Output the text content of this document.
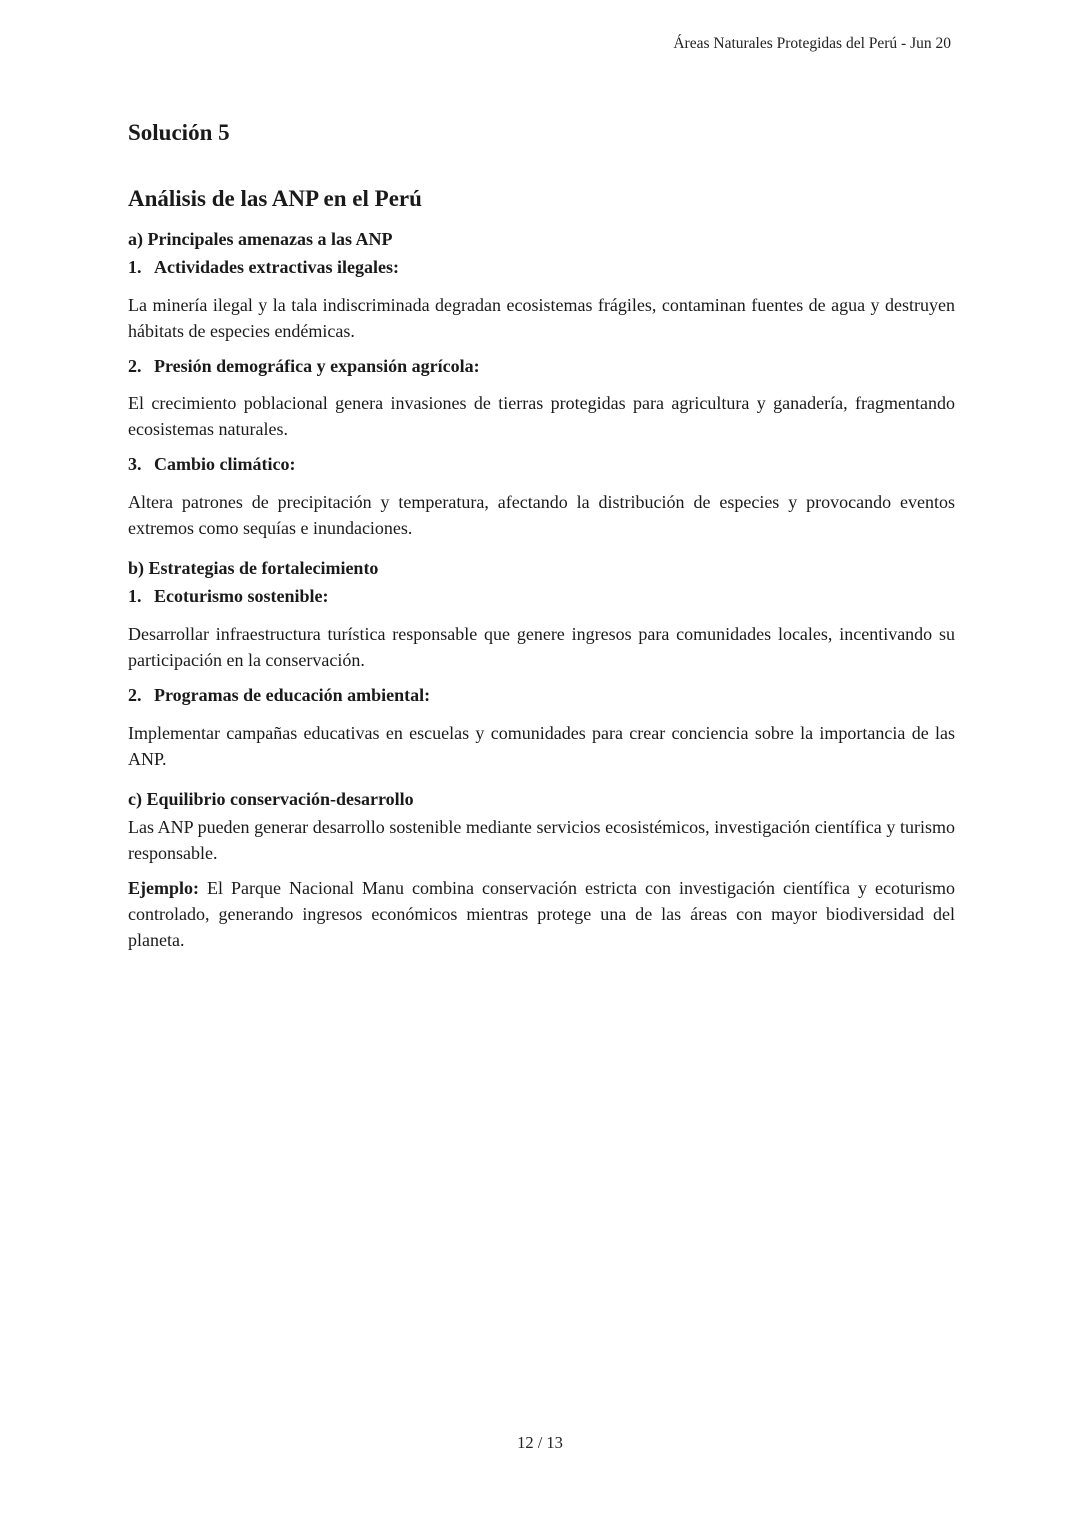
Áreas Naturales Protegidas del Perú - Jun 20
Solución 5
Análisis de las ANP en el Perú
a) Principales amenazas a las ANP
1. Actividades extractivas ilegales:

La minería ilegal y la tala indiscriminada degradan ecosistemas frágiles, contaminan fuentes de agua y destruyen hábitats de especies endémicas.

2. Presión demográfica y expansión agrícola:

El crecimiento poblacional genera invasiones de tierras protegidas para agricultura y ganadería, fragmentando ecosistemas naturales.

3. Cambio climático:

Altera patrones de precipitación y temperatura, afectando la distribución de especies y provocando eventos extremos como sequías e inundaciones.

b) Estrategias de fortalecimiento
1. Ecoturismo sostenible:

Desarrollar infraestructura turística responsable que genere ingresos para comunidades locales, incentivando su participación en la conservación.

2. Programas de educación ambiental:

Implementar campañas educativas en escuelas y comunidades para crear conciencia sobre la importancia de las ANP.

c) Equilibrio conservación-desarrollo

Las ANP pueden generar desarrollo sostenible mediante servicios ecosistémicos, investigación científica y turismo responsable.

Ejemplo: El Parque Nacional Manu combina conservación estricta con investigación científica y ecoturismo controlado, generando ingresos económicos mientras protege una de las áreas con mayor biodiversidad del planeta.

12 / 13
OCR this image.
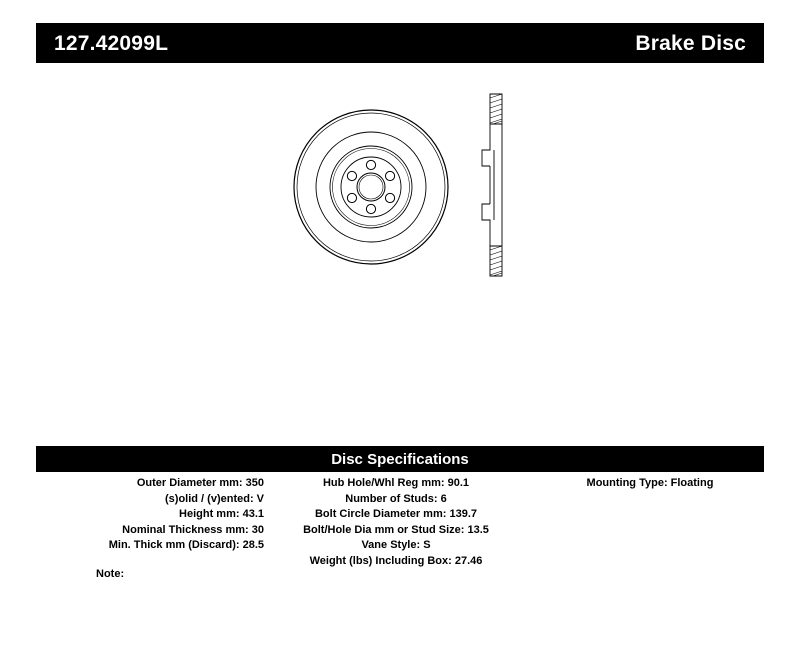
127.42099L	Brake Disc
Disc Specifications
Outer Diameter mm: 350
(s)olid / (v)ented: V
Height mm: 43.1
Nominal Thickness mm: 30
Min. Thick mm (Discard): 28.5
Hub Hole/Whl Reg mm: 90.1
Number of Studs: 6
Bolt Circle Diameter mm: 139.7
Bolt/Hole Dia mm or Stud Size: 13.5
Vane Style: S
Weight (lbs) Including Box: 27.46
Mounting Type: Floating
Note:
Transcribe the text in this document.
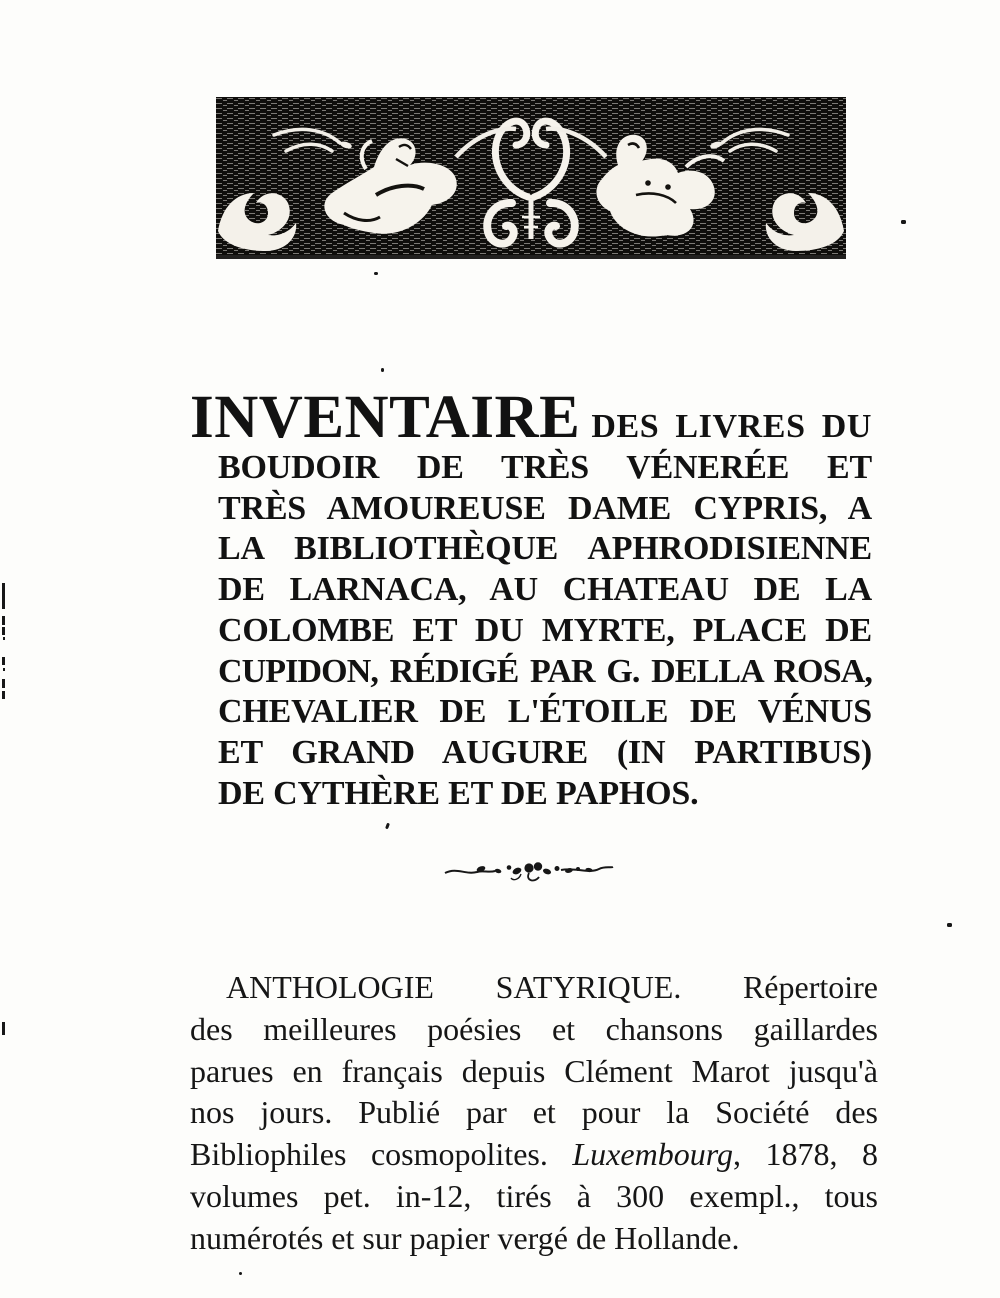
INVENTAIRE DES LIVRES DU
BOUDOIR DE TRÈS VÉNERÉE ET
TRÈS AMOUREUSE DAME CYPRIS, A
LA BIBLIOTHÈQUE APHRODISIENNE
DE LARNACA, AU CHATEAU DE LA
COLOMBE ET DU MYRTE, PLACE DE
CUPIDON, RÉDIGÉ PAR G. DELLA ROSA,
CHEVALIER DE L'ÉTOILE DE VÉNUS
ET GRAND AUGURE (IN PARTIBUS)
DE CYTHÈRE ET DE PAPHOS.
ANTHOLOGIE SATYRIQUE. Répertoire
des meilleures poésies et chansons gaillardes
parues en français depuis Clément Marot jusqu'à
nos jours. Publié par et pour la Société des
Bibliophiles cosmopolites. Luxembourg, 1878, 8
volumes pet. in-12, tirés à 300 exempl., tous
numérotés et sur papier vergé de Hollande.
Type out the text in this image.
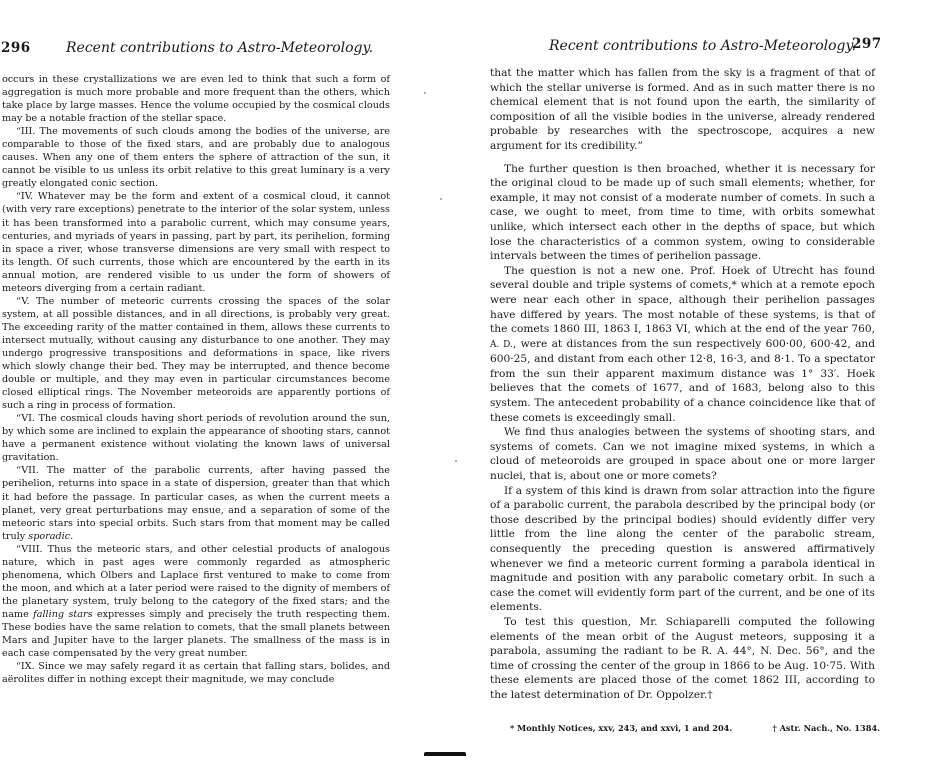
296	Recent contributions to Astro-Meteorology.

occurs in these crystallizations we are even led to think that such a form of aggregation is much more probable and more frequent than the others, which take place by large masses. Hence the volume occupied by the cosmical clouds may be a notable fraction of the stellar space.

“III. The movements of such clouds among the bodies of the universe, are comparable to those of the fixed stars, and are probably due to analogous causes. When any one of them enters the sphere of attraction of the sun, it cannot be visible to us unless its orbit relative to this great luminary is a very greatly elongated conic section.

“IV. Whatever may be the form and extent of a cosmical cloud, it cannot (with very rare exceptions) penetrate to the interior of the solar system, unless it has been transformed into a parabolic current, which may consume years, centuries, and myriads of years in passing, part by part, its perihelion, forming in space a river, whose transverse dimensions are very small with respect to its length. Of such currents, those which are encountered by the earth in its annual motion, are rendered visible to us under the form of showers of meteors diverging from a certain radiant.

“V. The number of meteoric currents crossing the spaces of the solar system, at all possible distances, and in all directions, is probably very great. The exceeding rarity of the matter contained in them, allows these currents to intersect mutually, without causing any disturbance to one another. They may undergo progressive transpositions and deformations in space, like rivers which slowly change their bed. They may be interrupted, and thence become double or multiple, and they may even in particular circumstances become closed elliptical rings. The November meteoroids are apparently portions of such a ring in process of formation.

“VI. The cosmical clouds having short periods of revolution around the sun, by which some are inclined to explain the appearance of shooting stars, cannot have a permanent existence without violating the known laws of universal gravitation.

“VII. The matter of the parabolic currents, after having passed the perihelion, returns into space in a state of dispersion, greater than that which it had before the passage. In particular cases, as when the current meets a planet, very great perturbations may ensue, and a separation of some of the meteoric stars into special orbits. Such stars from that moment may be called truly sporadic.

“VIII. Thus the meteoric stars, and other celestial products of analogous nature, which in past ages were commonly regarded as atmospheric phenomena, which Olbers and Laplace first ventured to make to come from the moon, and which at a later period were raised to the dignity of members of the planetary system, truly belong to the category of the fixed stars; and the name falling stars expresses simply and precisely the truth respecting them. These bodies have the same relation to comets, that the small planets between Mars and Jupiter have to the larger planets. The smallness of the mass is in each case compensated by the very great number.

“IX. Since we may safely regard it as certain that falling stars, bolides, and aërolites differ in nothing except their magnitude, we may conclude

Recent contributions to Astro-Meteorology.
297

that the matter which has fallen from the sky is a fragment of that of which the stellar universe is formed. And as in such matter there is no chemical element that is not found upon the earth, the similarity of composition of all the visible bodies in the universe, already rendered probable by researches with the spectroscope, acquires a new argument for its credibility.”

The further question is then broached, whether it is necessary for the original cloud to be made up of such small elements; whether, for example, it may not consist of a moderate number of comets. In such a case, we ought to meet, from time to time, with orbits somewhat unlike, which intersect each other in the depths of space, but which lose the characteristics of a common system, owing to considerable intervals between the times of perihelion passage.

The question is not a new one. Prof. Hoek of Utrecht has found several double and triple systems of comets,* which at a remote epoch were near each other in space, although their perihelion passages have differed by years. The most notable of these systems, is that of the comets 1860 III, 1863 I, 1863 VI, which at the end of the year 760, A. D., were at distances from the sun respectively 600·00, 600·42, and 600·25, and distant from each other 12·8, 16·3, and 8·1. To a spectator from the sun their apparent maximum distance was 1° 33′. Hoek believes that the comets of 1677, and of 1683, belong also to this system. The antecedent probability of a chance coincidence like that of these comets is exceedingly small.

We find thus analogies between the systems of shooting stars, and systems of comets. Can we not imagine mixed systems, in which a cloud of meteoroids are grouped in space about one or more larger nuclei, that is, about one or more comets?

If a system of this kind is drawn from solar attraction into the figure of a parabolic current, the parabola described by the principal body (or those described by the principal bodies) should evidently differ very little from the line along the center of the parabolic stream, consequently the preceding question is answered affirmatively whenever we find a meteoric current forming a parabola identical in magnitude and position with any parabolic cometary orbit. In such a case the comet will evidently form part of the current, and be one of its elements.

To test this question, Mr. Schiaparelli computed the following elements of the mean orbit of the August meteors, supposing it a parabola, assuming the radiant to be R. A. 44°, N. Dec. 56°, and the time of crossing the center of the group in 1866 to be Aug. 10·75. With these elements are placed those of the comet 1862 III, according to the latest determination of Dr. Oppolzer.†

* Monthly Notices, xxv, 243, and xxvi, 1 and 204.	† Astr. Nach., No. 1384.
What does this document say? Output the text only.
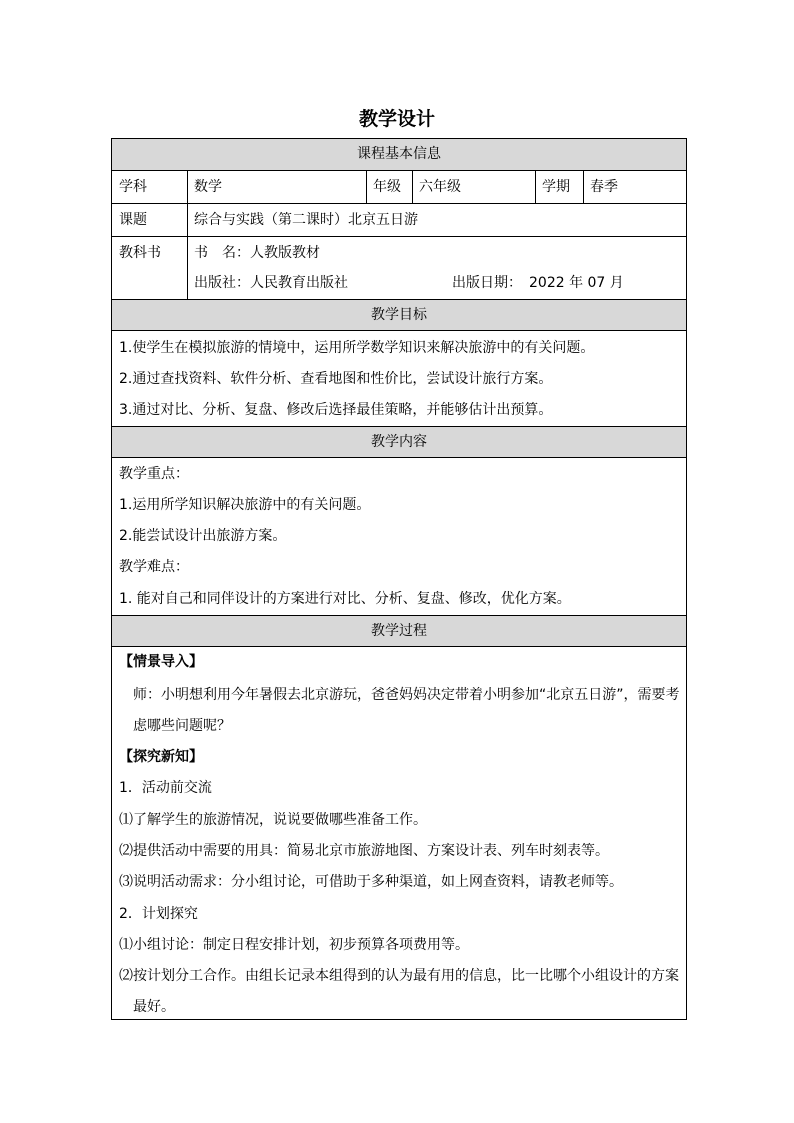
教学设计
课程基本信息
学科	数学	年级 六年级	学期 春季
课题	综合与实践（第二课时）北京五日游
教科书 书　名：人教版教材
出版社：人民教育出版社	出版日期：　2022 年 07 月
教学目标
1.使学生在模拟旅游的情境中，运用所学数学知识来解决旅游中的有关问题。
2.通过查找资料、软件分析、查看地图和性价比，尝试设计旅行方案。
3.通过对比、分析、复盘、修改后选择最佳策略，并能够估计出预算。
教学内容
教学重点：
1.运用所学知识解决旅游中的有关问题。
2.能尝试设计出旅游方案。
教学难点：
1. 能对自己和同伴设计的方案进行对比、分析、复盘、修改，优化方案。
教学过程
【情景导入】
师：小明想利用今年暑假去北京游玩，爸爸妈妈决定带着小明参加“北京五日游”，需要考
虑哪些问题呢？
【探究新知】
1．活动前交流
⑴了解学生的旅游情况，说说要做哪些准备工作。
⑵提供活动中需要的用具：简易北京市旅游地图、方案设计表、列车时刻表等。
⑶说明活动需求：分小组讨论，可借助于多种渠道，如上网查资料，请教老师等。
2．计划探究
⑴小组讨论：制定日程安排计划，初步预算各项费用等。
⑵按计划分工合作。由组长记录本组得到的认为最有用的信息，比一比哪个小组设计的方案
最好。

********************

- Set problem
Exactly the lines from the line containing "What does this" through the last line of the entries above are to be quoted, both included, and nothing else. Pictures are left out.

- Complete answer
What does this document say? Output the text only.
教学设计
课程基本信息
学科	数学	年级 六年级	学期 春季
课题	综合与实践（第二课时）北京五日游
教科书 书　名：人教版教材
出版社：人民教育出版社	出版日期：　2022 年 07 月
教学目标
1.使学生在模拟旅游的情境中，运用所学数学知识来解决旅游中的有关问题。
2.通过查找资料、软件分析、查看地图和性价比，尝试设计旅行方案。
3.通过对比、分析、复盘、修改后选择最佳策略，并能够估计出预算。
教学内容
教学重点：
1.运用所学知识解决旅游中的有关问题。
2.能尝试设计出旅游方案。
教学难点：
1. 能对自己和同伴设计的方案进行对比、分析、复盘、修改，优化方案。
教学过程
【情景导入】
师：小明想利用今年暑假去北京游玩，爸爸妈妈决定带着小明参加“北京五日游”，需要考
虑哪些问题呢？
【探究新知】
1．活动前交流
⑴了解学生的旅游情况，说说要做哪些准备工作。
⑵提供活动中需要的用具：简易北京市旅游地图、方案设计表、列车时刻表等。
⑶说明活动需求：分小组讨论，可借助于多种渠道，如上网查资料，请教老师等。
2．计划探究
⑴小组讨论：制定日程安排计划，初步预算各项费用等。
⑵按计划分工合作。由组长记录本组得到的认为最有用的信息，比一比哪个小组设计的方案
最好。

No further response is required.